• _A block of data_
····················
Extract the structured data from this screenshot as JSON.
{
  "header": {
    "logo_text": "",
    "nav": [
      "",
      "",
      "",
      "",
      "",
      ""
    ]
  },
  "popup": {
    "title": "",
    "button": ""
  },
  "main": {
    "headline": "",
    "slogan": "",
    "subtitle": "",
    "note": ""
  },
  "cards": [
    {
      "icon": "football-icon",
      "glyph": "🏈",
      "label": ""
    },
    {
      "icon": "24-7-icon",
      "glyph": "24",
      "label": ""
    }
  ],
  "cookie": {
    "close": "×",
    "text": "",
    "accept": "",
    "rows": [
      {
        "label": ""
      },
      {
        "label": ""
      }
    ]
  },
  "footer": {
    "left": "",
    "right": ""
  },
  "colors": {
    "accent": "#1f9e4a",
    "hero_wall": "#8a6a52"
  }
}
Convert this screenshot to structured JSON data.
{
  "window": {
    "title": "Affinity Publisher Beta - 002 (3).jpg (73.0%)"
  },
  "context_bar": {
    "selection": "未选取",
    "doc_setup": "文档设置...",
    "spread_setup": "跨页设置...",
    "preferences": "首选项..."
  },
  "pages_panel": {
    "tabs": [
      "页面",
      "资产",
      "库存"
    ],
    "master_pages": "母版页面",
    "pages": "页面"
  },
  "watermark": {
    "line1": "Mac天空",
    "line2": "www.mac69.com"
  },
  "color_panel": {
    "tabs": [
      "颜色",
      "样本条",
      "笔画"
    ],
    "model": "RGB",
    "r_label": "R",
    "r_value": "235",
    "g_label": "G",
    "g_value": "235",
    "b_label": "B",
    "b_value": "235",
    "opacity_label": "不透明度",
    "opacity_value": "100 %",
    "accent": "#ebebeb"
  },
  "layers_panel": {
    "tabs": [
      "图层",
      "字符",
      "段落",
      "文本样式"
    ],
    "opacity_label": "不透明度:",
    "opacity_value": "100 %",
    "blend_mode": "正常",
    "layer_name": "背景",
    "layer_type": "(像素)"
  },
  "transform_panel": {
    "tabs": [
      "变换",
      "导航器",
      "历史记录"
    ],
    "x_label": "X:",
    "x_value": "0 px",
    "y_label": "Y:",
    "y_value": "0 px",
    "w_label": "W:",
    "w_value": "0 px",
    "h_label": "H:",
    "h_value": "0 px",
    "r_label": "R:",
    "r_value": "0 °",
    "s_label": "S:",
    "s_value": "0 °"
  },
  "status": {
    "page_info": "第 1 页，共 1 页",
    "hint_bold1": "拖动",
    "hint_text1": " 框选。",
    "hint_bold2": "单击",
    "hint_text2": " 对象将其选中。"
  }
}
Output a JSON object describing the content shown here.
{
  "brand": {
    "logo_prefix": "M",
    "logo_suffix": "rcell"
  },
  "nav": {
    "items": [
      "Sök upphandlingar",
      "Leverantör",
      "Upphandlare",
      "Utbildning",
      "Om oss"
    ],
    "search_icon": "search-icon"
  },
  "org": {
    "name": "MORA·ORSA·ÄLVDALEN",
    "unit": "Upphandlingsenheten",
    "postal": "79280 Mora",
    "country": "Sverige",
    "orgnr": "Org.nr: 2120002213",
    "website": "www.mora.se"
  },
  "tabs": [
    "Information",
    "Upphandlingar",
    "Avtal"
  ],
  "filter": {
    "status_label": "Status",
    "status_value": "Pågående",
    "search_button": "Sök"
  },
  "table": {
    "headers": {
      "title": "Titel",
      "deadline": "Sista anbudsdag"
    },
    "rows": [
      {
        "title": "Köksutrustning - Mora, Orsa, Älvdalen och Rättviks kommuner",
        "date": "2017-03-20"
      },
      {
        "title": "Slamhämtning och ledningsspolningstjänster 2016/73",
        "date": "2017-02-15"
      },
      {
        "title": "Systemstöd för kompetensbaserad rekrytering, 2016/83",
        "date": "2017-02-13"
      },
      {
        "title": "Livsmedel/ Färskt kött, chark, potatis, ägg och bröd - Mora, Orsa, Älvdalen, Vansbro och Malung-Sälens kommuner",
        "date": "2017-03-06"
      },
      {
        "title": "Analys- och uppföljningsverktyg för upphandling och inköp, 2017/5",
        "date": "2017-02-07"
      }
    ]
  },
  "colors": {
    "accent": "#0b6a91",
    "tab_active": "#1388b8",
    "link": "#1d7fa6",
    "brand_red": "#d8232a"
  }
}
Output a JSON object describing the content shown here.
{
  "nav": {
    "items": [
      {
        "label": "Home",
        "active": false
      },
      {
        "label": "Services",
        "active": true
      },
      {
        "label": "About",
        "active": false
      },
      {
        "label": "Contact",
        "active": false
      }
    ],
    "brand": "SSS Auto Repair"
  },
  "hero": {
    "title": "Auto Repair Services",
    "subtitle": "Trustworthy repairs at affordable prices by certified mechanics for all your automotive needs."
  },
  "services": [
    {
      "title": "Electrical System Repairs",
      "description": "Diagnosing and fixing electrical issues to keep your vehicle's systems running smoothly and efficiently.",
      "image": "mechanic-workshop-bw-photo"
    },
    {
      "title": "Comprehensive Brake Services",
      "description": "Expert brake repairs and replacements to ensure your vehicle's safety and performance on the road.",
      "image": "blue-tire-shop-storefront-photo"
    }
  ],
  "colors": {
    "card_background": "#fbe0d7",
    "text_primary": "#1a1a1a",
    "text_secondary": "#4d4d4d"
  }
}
····················
• _TASK OBJECTIVE_
Pick out the lines containing the string "JSON" and show them.

• _RESULT OF THE EXERCISE_
Extract the structured data from this screenshot as JSON.
Convert this screenshot to structured JSON data.
Output a JSON object describing the content shown here.
Output a JSON object describing the content shown here.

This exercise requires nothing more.